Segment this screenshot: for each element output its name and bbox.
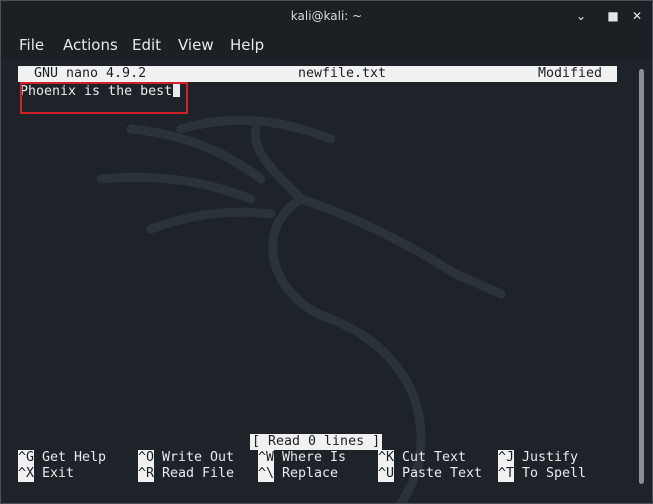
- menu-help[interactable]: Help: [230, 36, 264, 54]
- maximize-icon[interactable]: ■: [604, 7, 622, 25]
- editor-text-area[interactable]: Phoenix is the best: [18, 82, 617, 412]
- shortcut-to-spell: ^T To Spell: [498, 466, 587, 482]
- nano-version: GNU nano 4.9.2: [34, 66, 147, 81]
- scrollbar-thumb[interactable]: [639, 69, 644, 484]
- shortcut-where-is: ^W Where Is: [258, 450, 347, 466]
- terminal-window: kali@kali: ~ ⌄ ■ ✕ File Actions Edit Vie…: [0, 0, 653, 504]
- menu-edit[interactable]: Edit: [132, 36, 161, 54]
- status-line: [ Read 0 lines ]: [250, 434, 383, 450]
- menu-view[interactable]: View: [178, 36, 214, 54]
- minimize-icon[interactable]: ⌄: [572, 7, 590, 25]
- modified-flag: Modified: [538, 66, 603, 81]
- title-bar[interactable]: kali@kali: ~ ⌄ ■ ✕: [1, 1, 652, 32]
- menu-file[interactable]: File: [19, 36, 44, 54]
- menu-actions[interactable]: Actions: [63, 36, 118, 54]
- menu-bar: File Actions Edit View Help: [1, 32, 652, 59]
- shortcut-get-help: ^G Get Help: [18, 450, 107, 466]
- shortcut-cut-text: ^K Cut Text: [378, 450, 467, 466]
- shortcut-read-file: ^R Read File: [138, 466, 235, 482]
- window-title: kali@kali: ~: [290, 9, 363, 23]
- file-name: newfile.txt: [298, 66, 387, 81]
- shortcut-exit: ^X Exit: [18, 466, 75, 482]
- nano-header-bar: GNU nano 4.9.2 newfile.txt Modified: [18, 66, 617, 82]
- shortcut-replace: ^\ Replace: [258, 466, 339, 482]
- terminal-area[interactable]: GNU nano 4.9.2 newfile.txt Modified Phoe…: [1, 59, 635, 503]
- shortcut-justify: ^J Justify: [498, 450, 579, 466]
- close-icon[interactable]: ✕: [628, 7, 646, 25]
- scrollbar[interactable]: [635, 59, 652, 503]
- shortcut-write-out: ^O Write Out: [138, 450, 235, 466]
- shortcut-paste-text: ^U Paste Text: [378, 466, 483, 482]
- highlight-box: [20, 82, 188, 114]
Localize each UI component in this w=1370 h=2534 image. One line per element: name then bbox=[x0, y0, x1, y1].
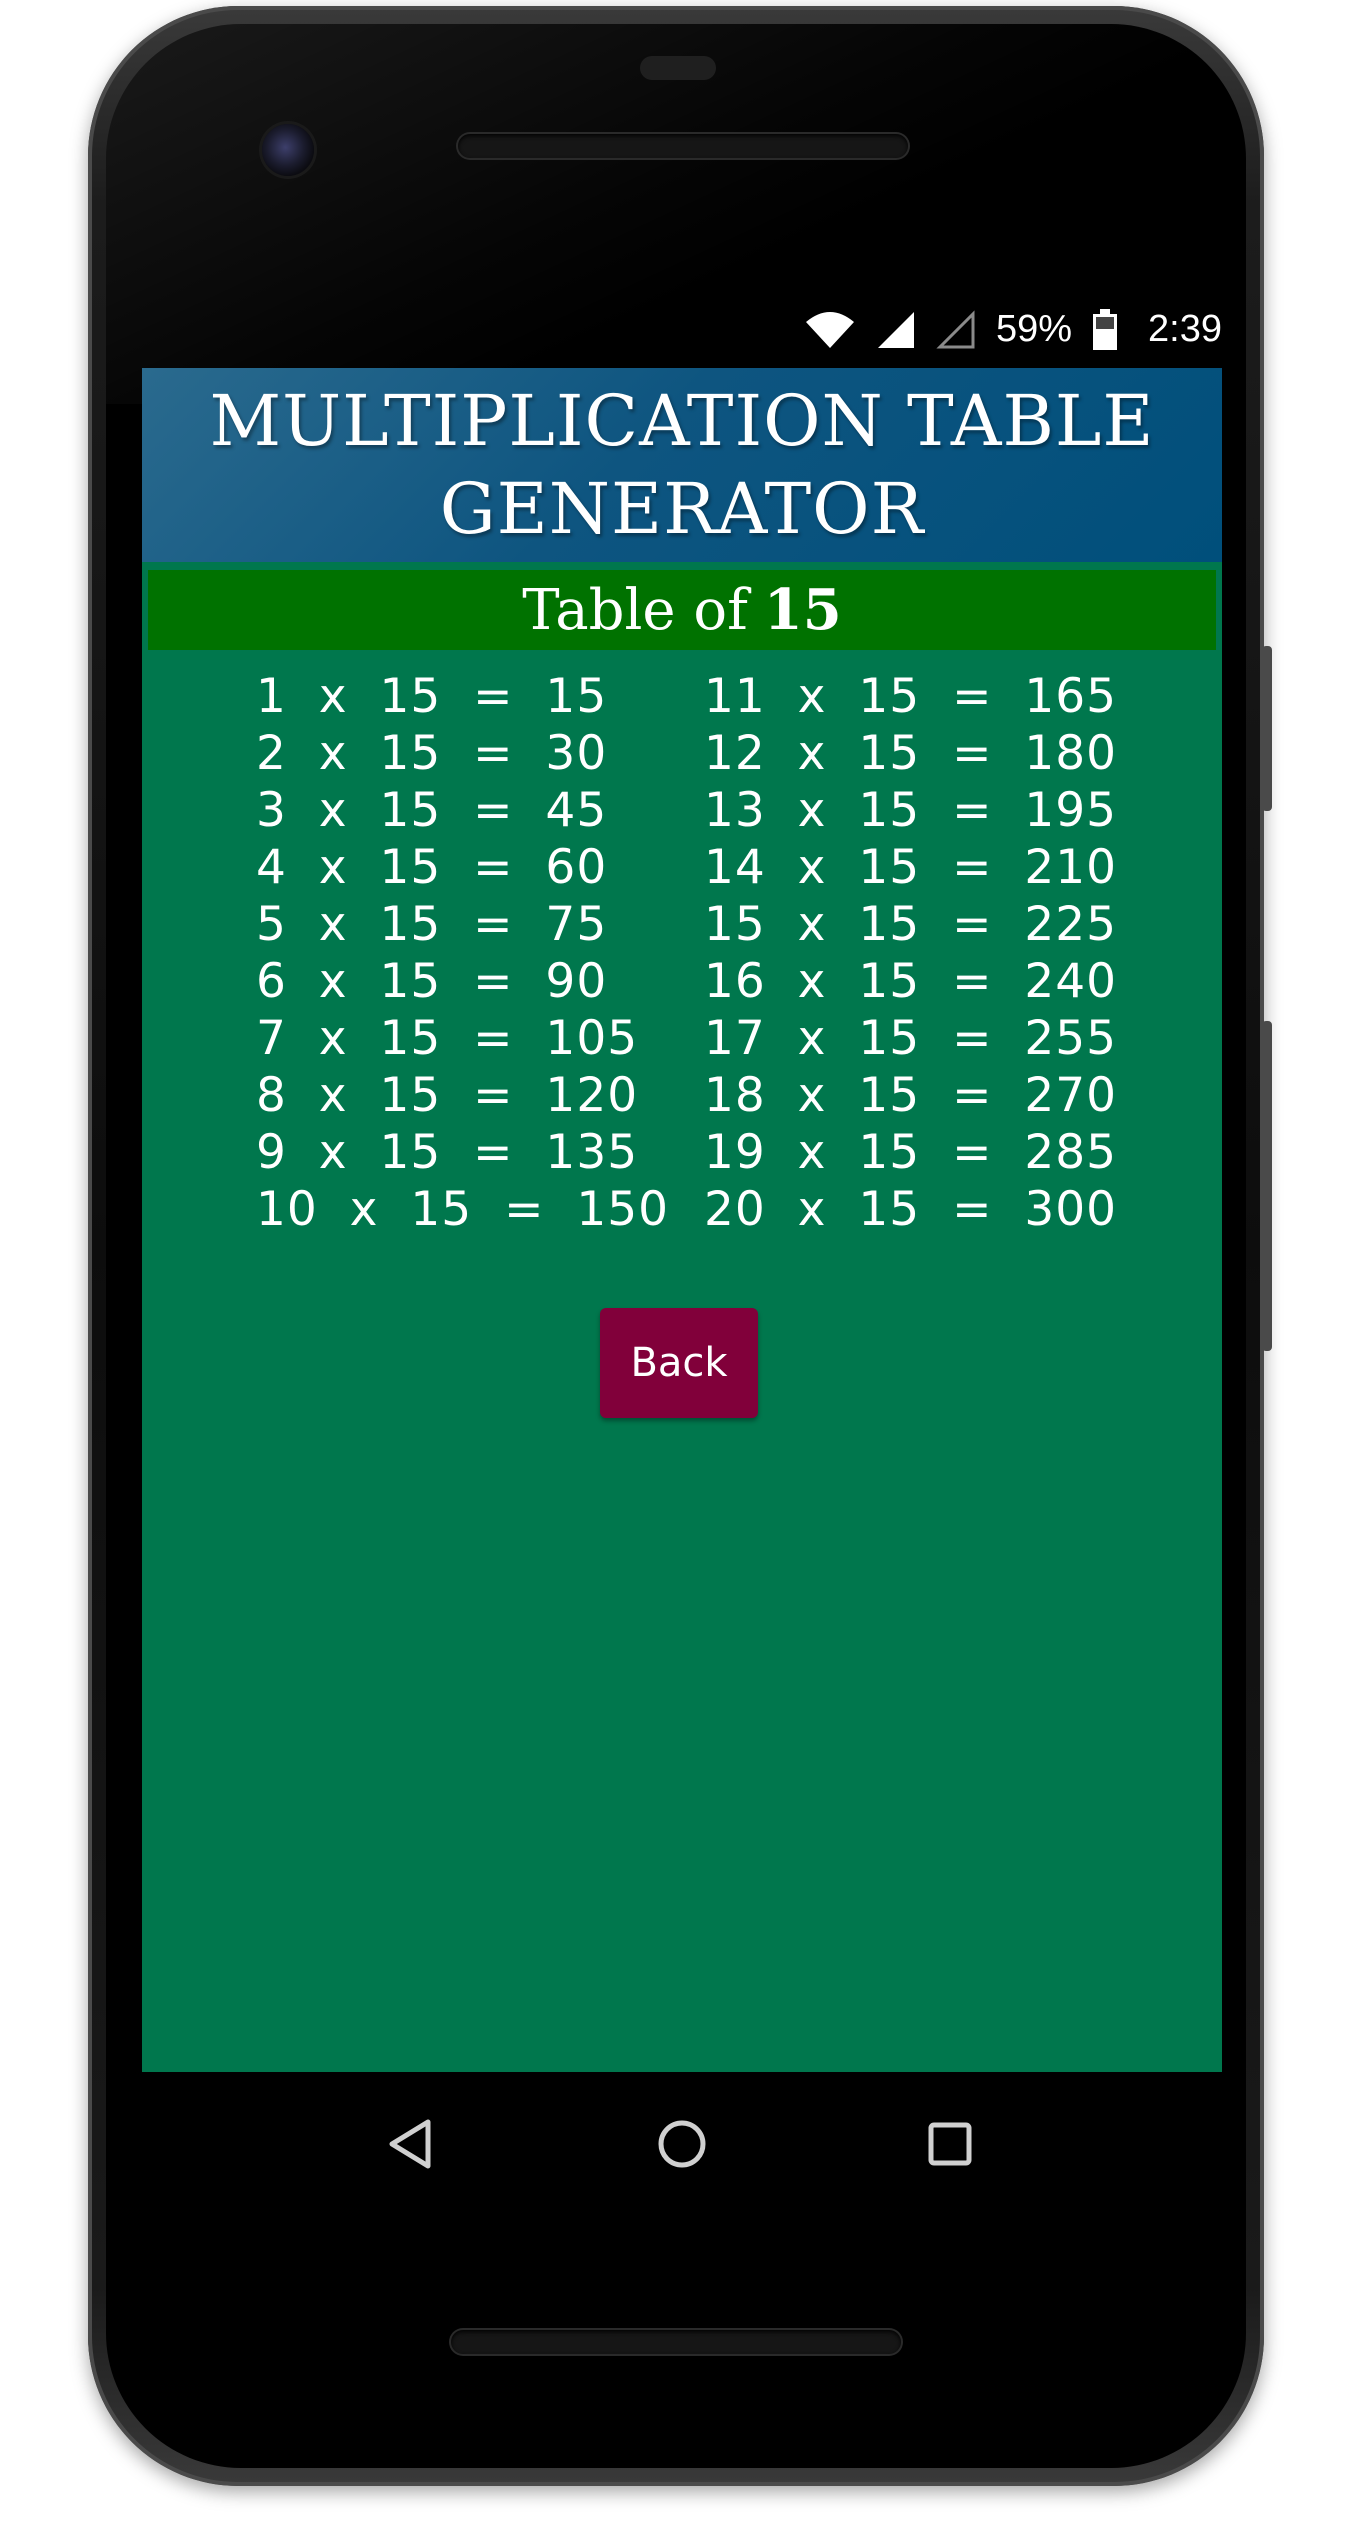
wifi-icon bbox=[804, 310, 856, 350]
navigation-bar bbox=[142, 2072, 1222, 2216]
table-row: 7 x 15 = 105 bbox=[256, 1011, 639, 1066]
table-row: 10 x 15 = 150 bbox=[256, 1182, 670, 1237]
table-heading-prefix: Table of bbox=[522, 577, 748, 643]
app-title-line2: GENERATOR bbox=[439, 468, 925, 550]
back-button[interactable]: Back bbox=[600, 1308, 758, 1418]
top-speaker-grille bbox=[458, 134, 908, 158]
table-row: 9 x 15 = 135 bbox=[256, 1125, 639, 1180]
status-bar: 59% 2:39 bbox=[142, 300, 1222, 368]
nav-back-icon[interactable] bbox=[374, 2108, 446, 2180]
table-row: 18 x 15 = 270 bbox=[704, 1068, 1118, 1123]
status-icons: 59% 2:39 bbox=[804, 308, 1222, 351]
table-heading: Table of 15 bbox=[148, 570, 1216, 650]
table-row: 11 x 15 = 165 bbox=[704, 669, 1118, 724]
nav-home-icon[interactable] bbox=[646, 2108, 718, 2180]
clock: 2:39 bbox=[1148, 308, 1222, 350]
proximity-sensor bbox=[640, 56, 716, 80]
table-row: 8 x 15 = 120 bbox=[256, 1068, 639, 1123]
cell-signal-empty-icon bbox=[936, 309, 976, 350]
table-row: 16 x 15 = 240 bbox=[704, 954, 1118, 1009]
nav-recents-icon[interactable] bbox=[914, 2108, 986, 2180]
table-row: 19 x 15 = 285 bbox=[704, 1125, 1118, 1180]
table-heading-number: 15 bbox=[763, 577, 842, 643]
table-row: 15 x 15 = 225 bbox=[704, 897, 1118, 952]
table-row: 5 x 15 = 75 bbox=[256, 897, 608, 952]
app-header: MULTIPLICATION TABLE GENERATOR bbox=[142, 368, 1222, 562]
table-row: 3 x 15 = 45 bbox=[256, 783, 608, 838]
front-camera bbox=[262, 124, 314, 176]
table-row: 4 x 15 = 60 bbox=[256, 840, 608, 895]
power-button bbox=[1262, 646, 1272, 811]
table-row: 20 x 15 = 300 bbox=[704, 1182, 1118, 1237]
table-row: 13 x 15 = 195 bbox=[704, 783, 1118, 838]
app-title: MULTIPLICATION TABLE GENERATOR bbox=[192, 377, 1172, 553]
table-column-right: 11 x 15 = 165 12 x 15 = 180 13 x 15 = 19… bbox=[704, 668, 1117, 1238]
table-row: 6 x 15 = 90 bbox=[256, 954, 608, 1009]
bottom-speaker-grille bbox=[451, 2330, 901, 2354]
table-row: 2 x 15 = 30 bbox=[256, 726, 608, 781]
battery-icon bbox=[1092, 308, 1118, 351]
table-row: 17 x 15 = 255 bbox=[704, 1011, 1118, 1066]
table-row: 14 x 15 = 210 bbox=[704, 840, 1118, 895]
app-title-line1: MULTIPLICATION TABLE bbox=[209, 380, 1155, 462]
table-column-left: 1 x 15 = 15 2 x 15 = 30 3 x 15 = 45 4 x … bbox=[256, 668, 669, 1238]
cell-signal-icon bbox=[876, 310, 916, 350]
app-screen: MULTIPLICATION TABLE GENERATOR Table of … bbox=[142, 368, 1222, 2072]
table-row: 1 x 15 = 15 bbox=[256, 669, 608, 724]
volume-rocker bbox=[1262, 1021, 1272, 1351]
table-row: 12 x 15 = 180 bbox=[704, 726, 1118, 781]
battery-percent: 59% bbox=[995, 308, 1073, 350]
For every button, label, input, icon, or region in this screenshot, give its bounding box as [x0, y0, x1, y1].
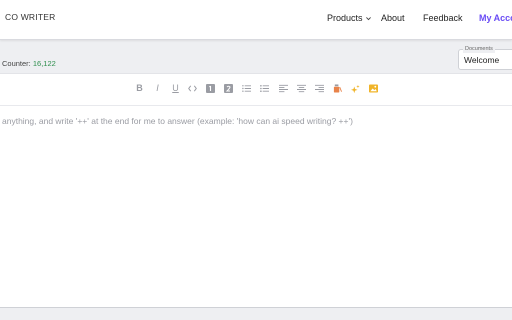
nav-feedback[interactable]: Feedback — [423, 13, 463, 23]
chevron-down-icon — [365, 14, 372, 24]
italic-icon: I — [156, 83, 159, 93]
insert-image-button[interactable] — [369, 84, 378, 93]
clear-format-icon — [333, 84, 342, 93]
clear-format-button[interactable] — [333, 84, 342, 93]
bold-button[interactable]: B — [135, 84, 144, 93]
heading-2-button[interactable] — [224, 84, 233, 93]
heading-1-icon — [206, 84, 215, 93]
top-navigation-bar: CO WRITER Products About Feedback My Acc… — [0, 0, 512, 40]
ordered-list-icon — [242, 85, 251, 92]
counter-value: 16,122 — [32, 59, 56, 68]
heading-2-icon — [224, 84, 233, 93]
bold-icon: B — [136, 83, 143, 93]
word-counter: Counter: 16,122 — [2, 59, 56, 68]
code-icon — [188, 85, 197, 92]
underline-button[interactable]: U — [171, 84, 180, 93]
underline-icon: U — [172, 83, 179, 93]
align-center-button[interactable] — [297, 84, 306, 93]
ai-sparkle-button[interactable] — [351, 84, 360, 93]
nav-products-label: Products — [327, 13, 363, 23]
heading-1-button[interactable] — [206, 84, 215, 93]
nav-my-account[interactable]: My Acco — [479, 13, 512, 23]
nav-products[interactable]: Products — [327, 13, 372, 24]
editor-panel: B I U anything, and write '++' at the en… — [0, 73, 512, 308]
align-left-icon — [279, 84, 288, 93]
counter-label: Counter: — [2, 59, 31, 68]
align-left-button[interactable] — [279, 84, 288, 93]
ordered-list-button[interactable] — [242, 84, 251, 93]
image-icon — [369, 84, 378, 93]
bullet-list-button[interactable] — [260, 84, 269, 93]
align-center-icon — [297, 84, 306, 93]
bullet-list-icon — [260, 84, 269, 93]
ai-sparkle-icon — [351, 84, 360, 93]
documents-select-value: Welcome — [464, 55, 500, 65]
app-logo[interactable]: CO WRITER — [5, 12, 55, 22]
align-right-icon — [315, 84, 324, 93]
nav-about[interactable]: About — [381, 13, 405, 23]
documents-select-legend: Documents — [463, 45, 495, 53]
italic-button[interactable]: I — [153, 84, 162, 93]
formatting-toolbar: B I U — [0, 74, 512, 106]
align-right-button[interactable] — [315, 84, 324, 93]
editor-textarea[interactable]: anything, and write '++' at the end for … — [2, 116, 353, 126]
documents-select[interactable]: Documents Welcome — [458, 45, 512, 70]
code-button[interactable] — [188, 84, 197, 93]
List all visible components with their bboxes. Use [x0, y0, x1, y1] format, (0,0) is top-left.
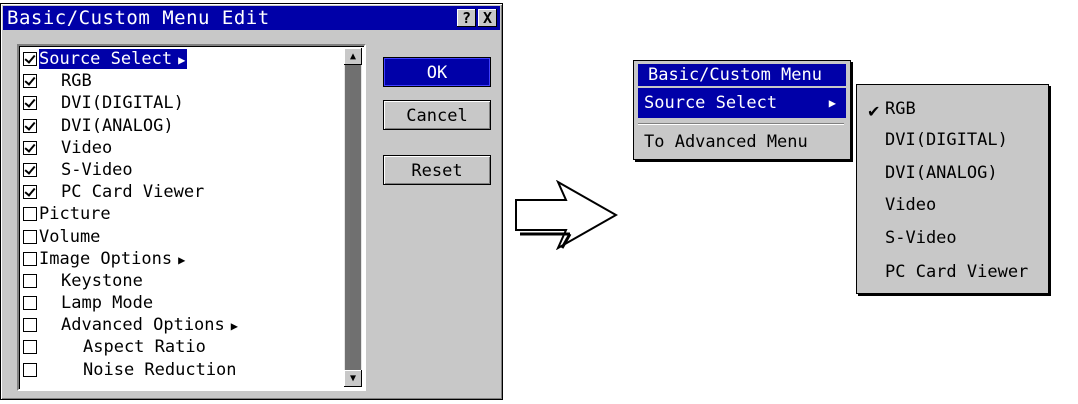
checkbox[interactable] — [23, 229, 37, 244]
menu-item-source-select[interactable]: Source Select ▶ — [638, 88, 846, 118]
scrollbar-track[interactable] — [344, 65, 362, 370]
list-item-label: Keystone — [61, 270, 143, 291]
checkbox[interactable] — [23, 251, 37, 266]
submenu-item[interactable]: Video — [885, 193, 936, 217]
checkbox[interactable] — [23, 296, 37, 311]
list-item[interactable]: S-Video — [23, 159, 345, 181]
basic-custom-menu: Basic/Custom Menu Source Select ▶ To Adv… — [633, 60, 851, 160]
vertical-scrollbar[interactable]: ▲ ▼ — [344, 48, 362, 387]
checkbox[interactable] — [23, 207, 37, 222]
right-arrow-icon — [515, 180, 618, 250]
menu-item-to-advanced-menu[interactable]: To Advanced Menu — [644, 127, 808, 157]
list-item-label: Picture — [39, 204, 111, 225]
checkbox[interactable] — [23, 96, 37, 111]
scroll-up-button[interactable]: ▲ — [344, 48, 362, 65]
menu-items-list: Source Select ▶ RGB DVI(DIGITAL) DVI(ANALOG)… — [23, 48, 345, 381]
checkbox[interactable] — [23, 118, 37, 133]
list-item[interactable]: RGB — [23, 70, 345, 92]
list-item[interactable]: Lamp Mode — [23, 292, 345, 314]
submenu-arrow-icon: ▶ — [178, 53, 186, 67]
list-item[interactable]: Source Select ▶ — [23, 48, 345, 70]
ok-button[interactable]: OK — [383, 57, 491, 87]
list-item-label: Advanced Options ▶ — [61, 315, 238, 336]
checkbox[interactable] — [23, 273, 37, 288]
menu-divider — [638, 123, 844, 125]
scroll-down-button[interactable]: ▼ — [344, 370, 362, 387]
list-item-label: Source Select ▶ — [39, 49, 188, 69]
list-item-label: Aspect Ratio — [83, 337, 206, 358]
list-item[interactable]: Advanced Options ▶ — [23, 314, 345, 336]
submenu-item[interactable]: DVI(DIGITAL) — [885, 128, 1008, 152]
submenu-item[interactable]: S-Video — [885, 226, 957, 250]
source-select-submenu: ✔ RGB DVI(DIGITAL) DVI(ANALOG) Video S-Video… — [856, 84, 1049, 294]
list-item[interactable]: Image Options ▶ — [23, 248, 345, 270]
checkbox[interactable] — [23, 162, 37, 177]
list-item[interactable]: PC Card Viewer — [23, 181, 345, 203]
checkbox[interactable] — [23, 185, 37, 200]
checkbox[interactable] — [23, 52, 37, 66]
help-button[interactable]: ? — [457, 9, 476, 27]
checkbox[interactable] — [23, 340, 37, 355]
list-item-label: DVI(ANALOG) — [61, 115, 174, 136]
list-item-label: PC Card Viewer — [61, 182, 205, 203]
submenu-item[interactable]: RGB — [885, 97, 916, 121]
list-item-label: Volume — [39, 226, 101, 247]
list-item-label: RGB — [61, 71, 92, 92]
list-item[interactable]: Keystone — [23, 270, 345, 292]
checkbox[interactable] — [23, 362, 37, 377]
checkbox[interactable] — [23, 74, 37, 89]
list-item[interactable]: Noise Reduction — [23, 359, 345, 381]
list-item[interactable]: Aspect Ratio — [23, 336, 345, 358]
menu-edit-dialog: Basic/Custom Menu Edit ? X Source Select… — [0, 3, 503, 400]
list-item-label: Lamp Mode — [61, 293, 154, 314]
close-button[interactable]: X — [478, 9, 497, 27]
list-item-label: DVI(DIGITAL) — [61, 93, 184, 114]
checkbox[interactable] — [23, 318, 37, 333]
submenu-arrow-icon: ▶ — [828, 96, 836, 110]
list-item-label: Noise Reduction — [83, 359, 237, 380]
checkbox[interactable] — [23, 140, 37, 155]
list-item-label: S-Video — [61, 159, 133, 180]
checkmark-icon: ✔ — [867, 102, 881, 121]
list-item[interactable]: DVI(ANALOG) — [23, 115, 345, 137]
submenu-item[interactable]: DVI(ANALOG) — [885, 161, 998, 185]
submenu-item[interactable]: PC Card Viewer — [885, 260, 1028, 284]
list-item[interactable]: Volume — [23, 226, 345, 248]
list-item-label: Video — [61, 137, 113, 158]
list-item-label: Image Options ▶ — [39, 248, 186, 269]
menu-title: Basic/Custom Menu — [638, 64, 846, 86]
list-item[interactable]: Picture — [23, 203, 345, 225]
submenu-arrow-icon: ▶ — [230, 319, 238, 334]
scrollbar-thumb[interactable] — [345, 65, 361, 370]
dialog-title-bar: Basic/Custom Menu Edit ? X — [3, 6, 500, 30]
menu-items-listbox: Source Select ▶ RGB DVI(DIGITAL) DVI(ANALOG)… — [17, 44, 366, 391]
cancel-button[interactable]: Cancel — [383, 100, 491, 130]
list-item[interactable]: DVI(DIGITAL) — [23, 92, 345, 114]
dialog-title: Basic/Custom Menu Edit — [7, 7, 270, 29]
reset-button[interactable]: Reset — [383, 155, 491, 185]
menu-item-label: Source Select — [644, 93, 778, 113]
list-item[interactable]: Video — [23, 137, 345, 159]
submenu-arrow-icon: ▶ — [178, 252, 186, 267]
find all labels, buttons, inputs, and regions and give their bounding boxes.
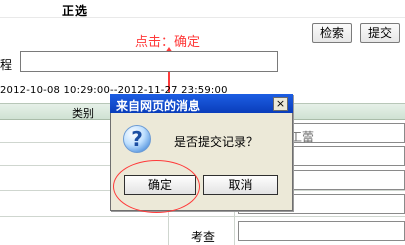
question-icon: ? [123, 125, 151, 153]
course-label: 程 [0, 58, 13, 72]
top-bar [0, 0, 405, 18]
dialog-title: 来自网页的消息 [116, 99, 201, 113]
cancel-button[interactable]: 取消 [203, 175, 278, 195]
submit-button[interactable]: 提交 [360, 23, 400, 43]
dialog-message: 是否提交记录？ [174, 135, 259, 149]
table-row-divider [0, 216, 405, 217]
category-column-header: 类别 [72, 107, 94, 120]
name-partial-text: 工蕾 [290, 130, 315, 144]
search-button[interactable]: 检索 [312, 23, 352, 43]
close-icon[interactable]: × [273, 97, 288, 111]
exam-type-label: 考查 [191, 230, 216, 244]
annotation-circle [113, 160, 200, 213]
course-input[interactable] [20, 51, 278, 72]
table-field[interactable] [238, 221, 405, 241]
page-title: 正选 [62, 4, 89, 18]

──────────

Work instructions: Print the material from the line with "nav-feedback[interactable]: Feedback —" to the line with "heading-1-button[interactable] — [206, 84, 215, 93]" exactly as it stands, including both of those lines.

Task output:
nav-feedback[interactable]: Feedback — [423, 13, 463, 23]
chevron-down-icon — [365, 14, 372, 24]
italic-icon: I — [156, 83, 159, 93]
insert-image-button[interactable] — [369, 84, 378, 93]
clear-format-icon — [333, 84, 342, 93]
clear-format-button[interactable] — [333, 84, 342, 93]
bold-button[interactable]: B — [135, 84, 144, 93]
heading-2-button[interactable] — [224, 84, 233, 93]
heading-1-icon — [206, 84, 215, 93]
top-navigation-bar: CO WRITER Products About Feedback My Acc… — [0, 0, 512, 40]
ordered-list-icon — [242, 85, 251, 92]
counter-value: 16,122 — [32, 59, 56, 68]
heading-2-icon — [224, 84, 233, 93]
bold-icon: B — [136, 83, 143, 93]
word-counter: Counter: 16,122 — [2, 59, 56, 68]
code-icon — [188, 85, 197, 92]
underline-button[interactable]: U — [171, 84, 180, 93]
underline-icon: U — [172, 83, 179, 93]
align-center-button[interactable] — [297, 84, 306, 93]
ai-sparkle-button[interactable] — [351, 84, 360, 93]
nav-products-label: Products — [327, 13, 363, 23]
heading-1-button[interactable] — [206, 84, 215, 93]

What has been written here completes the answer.